EXERCISE DETAILS:
Could you output each line of the data that follows exactly?

STORED DATA:
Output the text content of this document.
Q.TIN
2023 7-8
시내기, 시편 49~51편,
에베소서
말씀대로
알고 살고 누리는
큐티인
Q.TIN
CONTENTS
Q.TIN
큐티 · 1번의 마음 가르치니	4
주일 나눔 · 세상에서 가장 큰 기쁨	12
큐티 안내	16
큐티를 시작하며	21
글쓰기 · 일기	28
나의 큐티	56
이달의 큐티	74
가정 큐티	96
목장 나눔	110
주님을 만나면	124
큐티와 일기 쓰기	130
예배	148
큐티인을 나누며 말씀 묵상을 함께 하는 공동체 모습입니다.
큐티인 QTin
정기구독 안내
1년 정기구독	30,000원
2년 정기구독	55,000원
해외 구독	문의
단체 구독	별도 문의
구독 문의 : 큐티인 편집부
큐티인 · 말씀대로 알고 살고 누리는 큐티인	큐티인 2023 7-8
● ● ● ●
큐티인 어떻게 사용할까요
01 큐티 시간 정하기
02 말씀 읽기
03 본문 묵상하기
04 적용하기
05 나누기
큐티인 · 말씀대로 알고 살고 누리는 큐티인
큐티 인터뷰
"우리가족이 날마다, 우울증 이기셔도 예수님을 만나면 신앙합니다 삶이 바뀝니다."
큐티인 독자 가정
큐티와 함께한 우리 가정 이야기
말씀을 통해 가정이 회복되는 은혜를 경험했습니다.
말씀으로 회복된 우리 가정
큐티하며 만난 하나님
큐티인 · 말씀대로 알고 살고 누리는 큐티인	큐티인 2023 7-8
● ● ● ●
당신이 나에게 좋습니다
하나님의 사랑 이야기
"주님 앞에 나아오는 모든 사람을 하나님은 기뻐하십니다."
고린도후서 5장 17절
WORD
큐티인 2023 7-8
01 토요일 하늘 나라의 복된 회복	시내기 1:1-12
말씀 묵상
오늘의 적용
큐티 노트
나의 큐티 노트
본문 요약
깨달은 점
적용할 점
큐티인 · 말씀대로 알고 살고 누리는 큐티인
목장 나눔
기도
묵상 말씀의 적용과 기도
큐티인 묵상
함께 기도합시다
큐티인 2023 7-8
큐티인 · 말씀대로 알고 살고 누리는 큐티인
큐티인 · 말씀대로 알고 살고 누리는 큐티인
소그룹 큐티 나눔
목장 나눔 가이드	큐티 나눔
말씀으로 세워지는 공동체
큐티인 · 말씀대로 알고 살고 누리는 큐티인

THE OUTPUT:
Output the text content of this document.
Q.TIN
2023 7-8
시내기, 시편 49~51편,
에베소서
말씀대로
알고 살고 누리는
큐티인
Q.TIN
CONTENTS
Q.TIN
큐티 · 1번의 마음 가르치니	4
주일 나눔 · 세상에서 가장 큰 기쁨	12
큐티 안내	16
큐티를 시작하며	21
글쓰기 · 일기	28
나의 큐티	56
이달의 큐티	74
가정 큐티	96
목장 나눔	110
주님을 만나면	124
큐티와 일기 쓰기	130
예배	148
큐티인을 나누며 말씀 묵상을 함께 하는 공동체 모습입니다.
큐티인 QTin
정기구독 안내
1년 정기구독	30,000원
2년 정기구독	55,000원
해외 구독	문의
단체 구독	별도 문의
구독 문의 : 큐티인 편집부
큐티인 · 말씀대로 알고 살고 누리는 큐티인	큐티인 2023 7-8
● ● ● ●
큐티인 어떻게 사용할까요
01 큐티 시간 정하기
02 말씀 읽기
03 본문 묵상하기
04 적용하기
05 나누기
큐티인 · 말씀대로 알고 살고 누리는 큐티인
큐티 인터뷰
"우리가족이 날마다, 우울증 이기셔도 예수님을 만나면 신앙합니다 삶이 바뀝니다."
큐티인 독자 가정
큐티와 함께한 우리 가정 이야기
말씀을 통해 가정이 회복되는 은혜를 경험했습니다.
말씀으로 회복된 우리 가정
큐티하며 만난 하나님
큐티인 · 말씀대로 알고 살고 누리는 큐티인	큐티인 2023 7-8
● ● ● ●
당신이 나에게 좋습니다
하나님의 사랑 이야기
"주님 앞에 나아오는 모든 사람을 하나님은 기뻐하십니다."
고린도후서 5장 17절
WORD
큐티인 2023 7-8
01 토요일 하늘 나라의 복된 회복	시내기 1:1-12
말씀 묵상
오늘의 적용
큐티 노트
나의 큐티 노트
본문 요약
깨달은 점
적용할 점
큐티인 · 말씀대로 알고 살고 누리는 큐티인
목장 나눔
기도
묵상 말씀의 적용과 기도
큐티인 묵상
함께 기도합시다
큐티인 2023 7-8
큐티인 · 말씀대로 알고 살고 누리는 큐티인
큐티인 · 말씀대로 알고 살고 누리는 큐티인
소그룹 큐티 나눔
목장 나눔 가이드	큐티 나눔
말씀으로 세워지는 공동체
큐티인 · 말씀대로 알고 살고 누리는 큐티인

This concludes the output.